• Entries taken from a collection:
▬▬▬▬▬▬

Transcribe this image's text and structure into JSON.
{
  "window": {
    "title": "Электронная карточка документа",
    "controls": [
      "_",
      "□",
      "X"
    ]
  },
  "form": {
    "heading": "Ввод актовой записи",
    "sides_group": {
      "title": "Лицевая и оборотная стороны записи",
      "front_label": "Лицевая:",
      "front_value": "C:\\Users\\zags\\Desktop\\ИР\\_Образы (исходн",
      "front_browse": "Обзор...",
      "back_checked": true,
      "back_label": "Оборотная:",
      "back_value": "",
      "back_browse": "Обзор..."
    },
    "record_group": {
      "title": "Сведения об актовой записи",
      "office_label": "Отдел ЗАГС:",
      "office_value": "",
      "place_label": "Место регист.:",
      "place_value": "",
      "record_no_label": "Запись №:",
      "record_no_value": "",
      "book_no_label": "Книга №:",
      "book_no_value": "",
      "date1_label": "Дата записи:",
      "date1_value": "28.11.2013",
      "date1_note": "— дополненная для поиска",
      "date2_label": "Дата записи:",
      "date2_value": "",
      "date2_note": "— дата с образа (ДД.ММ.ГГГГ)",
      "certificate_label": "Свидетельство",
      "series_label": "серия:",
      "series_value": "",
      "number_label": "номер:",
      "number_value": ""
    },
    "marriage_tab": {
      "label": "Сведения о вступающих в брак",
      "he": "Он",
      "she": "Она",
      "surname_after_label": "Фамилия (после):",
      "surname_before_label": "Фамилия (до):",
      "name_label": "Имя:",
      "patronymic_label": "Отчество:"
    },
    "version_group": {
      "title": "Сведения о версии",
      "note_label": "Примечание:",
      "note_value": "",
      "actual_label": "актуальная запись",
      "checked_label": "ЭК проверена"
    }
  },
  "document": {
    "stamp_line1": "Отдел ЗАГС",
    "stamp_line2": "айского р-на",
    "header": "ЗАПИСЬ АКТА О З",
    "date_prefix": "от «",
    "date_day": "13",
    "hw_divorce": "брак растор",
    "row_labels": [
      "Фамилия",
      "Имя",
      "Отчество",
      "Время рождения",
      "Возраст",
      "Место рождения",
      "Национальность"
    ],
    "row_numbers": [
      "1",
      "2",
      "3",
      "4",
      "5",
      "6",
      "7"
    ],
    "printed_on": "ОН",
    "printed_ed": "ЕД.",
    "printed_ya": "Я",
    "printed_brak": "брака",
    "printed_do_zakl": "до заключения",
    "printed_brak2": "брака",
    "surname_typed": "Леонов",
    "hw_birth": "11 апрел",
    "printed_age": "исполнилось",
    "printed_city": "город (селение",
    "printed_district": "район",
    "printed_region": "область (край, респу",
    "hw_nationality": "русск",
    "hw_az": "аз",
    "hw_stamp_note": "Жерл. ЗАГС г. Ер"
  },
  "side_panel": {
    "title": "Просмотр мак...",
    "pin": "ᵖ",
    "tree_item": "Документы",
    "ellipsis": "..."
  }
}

▬▬▬▬▬▬

• TASK GOAL: The records above should be duplicated in full, exactly as given.

• FULL RESPONSE:
Transcribe this image's text and structure into JSON.
{
  "window": {
    "title": "Электронная карточка документа",
    "controls": [
      "_",
      "□",
      "X"
    ]
  },
  "form": {
    "heading": "Ввод актовой записи",
    "sides_group": {
      "title": "Лицевая и оборотная стороны записи",
      "front_label": "Лицевая:",
      "front_value": "C:\\Users\\zags\\Desktop\\ИР\\_Образы (исходн",
      "front_browse": "Обзор...",
      "back_checked": true,
      "back_label": "Оборотная:",
      "back_value": "",
      "back_browse": "Обзор..."
    },
    "record_group": {
      "title": "Сведения об актовой записи",
      "office_label": "Отдел ЗАГС:",
      "office_value": "",
      "place_label": "Место регист.:",
      "place_value": "",
      "record_no_label": "Запись №:",
      "record_no_value": "",
      "book_no_label": "Книга №:",
      "book_no_value": "",
      "date1_label": "Дата записи:",
      "date1_value": "28.11.2013",
      "date1_note": "— дополненная для поиска",
      "date2_label": "Дата записи:",
      "date2_value": "",
      "date2_note": "— дата с образа (ДД.ММ.ГГГГ)",
      "certificate_label": "Свидетельство",
      "series_label": "серия:",
      "series_value": "",
      "number_label": "номер:",
      "number_value": ""
    },
    "marriage_tab": {
      "label": "Сведения о вступающих в брак",
      "he": "Он",
      "she": "Она",
      "surname_after_label": "Фамилия (после):",
      "surname_before_label": "Фамилия (до):",
      "name_label": "Имя:",
      "patronymic_label": "Отчество:"
    },
    "version_group": {
      "title": "Сведения о версии",
      "note_label": "Примечание:",
      "note_value": "",
      "actual_label": "актуальная запись",
      "checked_label": "ЭК проверена"
    }
  },
  "document": {
    "stamp_line1": "Отдел ЗАГС",
    "stamp_line2": "айского р-на",
    "header": "ЗАПИСЬ АКТА О З",
    "date_prefix": "от «",
    "date_day": "13",
    "hw_divorce": "брак растор",
    "row_labels": [
      "Фамилия",
      "Имя",
      "Отчество",
      "Время рождения",
      "Возраст",
      "Место рождения",
      "Национальность"
    ],
    "row_numbers": [
      "1",
      "2",
      "3",
      "4",
      "5",
      "6",
      "7"
    ],
    "printed_on": "ОН",
    "printed_ed": "ЕД.",
    "printed_ya": "Я",
    "printed_brak": "брака",
    "printed_do_zakl": "до заключения",
    "printed_brak2": "брака",
    "surname_typed": "Леонов",
    "hw_birth": "11 апрел",
    "printed_age": "исполнилось",
    "printed_city": "город (селение",
    "printed_district": "район",
    "printed_region": "область (край, респу",
    "hw_nationality": "русск",
    "hw_az": "аз",
    "hw_stamp_note": "Жерл. ЗАГС г. Ер"
  },
  "side_panel": {
    "title": "Просмотр мак...",
    "pin": "ᵖ",
    "tree_item": "Документы",
    "ellipsis": "..."
  }
}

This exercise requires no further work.